### Raw data
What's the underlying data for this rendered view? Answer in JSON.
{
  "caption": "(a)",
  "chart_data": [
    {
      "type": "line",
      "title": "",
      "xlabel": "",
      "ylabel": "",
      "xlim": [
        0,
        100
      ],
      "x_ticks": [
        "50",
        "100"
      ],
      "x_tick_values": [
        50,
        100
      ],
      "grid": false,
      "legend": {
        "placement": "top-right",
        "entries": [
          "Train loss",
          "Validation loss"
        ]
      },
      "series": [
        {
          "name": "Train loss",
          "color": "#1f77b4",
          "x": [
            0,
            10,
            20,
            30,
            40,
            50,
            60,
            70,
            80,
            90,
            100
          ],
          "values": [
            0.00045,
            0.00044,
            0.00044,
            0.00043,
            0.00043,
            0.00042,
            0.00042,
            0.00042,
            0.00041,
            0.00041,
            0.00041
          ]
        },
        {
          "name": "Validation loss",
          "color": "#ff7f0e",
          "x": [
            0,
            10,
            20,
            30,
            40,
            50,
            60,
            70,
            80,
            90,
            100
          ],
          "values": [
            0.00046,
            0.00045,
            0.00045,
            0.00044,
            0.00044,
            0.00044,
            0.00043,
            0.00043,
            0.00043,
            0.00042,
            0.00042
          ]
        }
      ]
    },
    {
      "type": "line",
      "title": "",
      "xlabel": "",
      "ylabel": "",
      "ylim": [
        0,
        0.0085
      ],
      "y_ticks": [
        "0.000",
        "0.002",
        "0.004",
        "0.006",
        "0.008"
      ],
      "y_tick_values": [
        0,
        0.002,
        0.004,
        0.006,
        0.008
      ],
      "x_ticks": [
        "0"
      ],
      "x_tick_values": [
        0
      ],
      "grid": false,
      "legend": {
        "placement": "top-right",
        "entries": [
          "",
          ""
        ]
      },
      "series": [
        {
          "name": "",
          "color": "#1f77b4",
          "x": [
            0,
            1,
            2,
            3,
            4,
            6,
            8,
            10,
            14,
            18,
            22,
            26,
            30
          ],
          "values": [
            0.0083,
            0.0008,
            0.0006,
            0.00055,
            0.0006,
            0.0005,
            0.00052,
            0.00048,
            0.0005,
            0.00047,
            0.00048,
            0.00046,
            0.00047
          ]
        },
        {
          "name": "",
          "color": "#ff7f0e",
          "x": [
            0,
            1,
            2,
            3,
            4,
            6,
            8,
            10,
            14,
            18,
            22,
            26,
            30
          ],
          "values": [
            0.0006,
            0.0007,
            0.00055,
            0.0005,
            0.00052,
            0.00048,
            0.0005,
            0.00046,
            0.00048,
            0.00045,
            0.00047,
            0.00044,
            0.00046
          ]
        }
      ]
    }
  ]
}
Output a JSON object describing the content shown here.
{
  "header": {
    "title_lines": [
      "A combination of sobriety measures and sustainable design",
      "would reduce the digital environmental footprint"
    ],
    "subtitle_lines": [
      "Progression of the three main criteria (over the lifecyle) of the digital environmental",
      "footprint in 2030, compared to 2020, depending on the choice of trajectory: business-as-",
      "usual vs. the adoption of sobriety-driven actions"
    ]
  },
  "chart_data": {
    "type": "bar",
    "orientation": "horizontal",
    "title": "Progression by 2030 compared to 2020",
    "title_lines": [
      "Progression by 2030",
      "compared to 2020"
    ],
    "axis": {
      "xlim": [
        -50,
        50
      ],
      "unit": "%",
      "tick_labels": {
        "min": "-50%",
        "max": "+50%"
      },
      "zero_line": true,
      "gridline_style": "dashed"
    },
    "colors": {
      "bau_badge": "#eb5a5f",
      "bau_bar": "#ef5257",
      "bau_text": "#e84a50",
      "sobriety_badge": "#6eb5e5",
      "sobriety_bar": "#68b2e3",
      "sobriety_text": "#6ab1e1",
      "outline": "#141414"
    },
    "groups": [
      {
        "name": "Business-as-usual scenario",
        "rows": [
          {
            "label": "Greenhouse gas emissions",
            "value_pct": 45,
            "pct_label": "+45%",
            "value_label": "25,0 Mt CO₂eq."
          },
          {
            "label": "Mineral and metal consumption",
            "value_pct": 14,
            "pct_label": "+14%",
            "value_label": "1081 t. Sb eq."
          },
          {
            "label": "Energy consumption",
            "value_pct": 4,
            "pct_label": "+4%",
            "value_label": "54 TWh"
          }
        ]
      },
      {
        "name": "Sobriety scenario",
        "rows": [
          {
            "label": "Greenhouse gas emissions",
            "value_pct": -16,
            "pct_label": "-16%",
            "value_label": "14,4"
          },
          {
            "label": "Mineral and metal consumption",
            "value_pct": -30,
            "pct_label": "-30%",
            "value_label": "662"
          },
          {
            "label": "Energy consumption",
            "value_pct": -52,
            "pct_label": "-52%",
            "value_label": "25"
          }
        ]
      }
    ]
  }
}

### Objective
Copy every line in the listing above where the string "digital" turns up.

### Task solution
      "would reduce the digital environmental footprint"
      "Progression of the three main criteria (over the lifecyle) of the digital environmental",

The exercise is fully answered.